* [Written problem 1]: Using the biography of Clara Weekes, decide whether each statement is true: (a) Weekes was born in Bristol, England; (b) she retired from teaching in 1910; (c) she was one of six women who helped organize the 1906 State Schools Exhibition. Answer yes or no for each and quote the words of the biography that settle it.
* [Written problem 2]: Turn the paragraph of the Clara Weekes biography that begins "Born on 30 September 1852" into a short bulleted list that keeps its main facts.

* [Source text]:
****************

Clara Weekes  (30 September 1852 – 12 April 1937) was an Australian schoolteacher, suffragist, labour leader, pacifist, and civil and women's rights activist.

Biography 
Born on 30 September 1852 in Bristol, England, Weekes immigrated to Australia with her parents when she was a child. She taught in Victoria's state-run public schools for over four decades, retiring in 1913. In 1910, she was profiled in The Weekly Times while teaching at Rathdowne Street State School, where she held the highest staff position a woman was allowed to occupy at the time. Weekes served on several Victoria Department of Education committees, including being one of only six women to help organize the 1906 State Schools Exhibition.

****************

* [Records supplied]:
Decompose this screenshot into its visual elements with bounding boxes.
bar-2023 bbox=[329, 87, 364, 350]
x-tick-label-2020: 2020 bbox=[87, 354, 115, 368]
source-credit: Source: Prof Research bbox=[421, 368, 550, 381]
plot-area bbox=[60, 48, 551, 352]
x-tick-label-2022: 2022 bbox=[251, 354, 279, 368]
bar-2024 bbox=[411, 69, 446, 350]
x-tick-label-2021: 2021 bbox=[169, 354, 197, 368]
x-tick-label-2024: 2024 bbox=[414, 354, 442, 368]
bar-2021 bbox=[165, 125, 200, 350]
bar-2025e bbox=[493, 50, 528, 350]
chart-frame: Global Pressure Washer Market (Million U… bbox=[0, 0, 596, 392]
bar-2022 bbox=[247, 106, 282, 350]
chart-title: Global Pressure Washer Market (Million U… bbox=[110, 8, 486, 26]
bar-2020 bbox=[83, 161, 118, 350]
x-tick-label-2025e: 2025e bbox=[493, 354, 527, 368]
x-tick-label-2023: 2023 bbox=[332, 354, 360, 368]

****************

* [Complete answer 1]:
(a) Yes: "Born on 30 September 1852 in Bristol, England"
(b) No: "retiring in 1913"
(c) Yes: "one of only six women to help organize the 1906 State Schools Exhibition"

* [Complete answer 2]:
- Born 30 September 1852 in Bristol, England; immigrated to Australia with her parents as a child.
- Taught in Victoria's state-run public schools for over four decades, retiring in 1913.
- Profiled in The Weekly Times in 1910 while teaching at Rathdowne Street State School, where she held the highest staff position a woman could then occupy.
- Served on several Victoria Department of Education committees and was one of only six women who helped organize the 1906 State Schools Exhibition.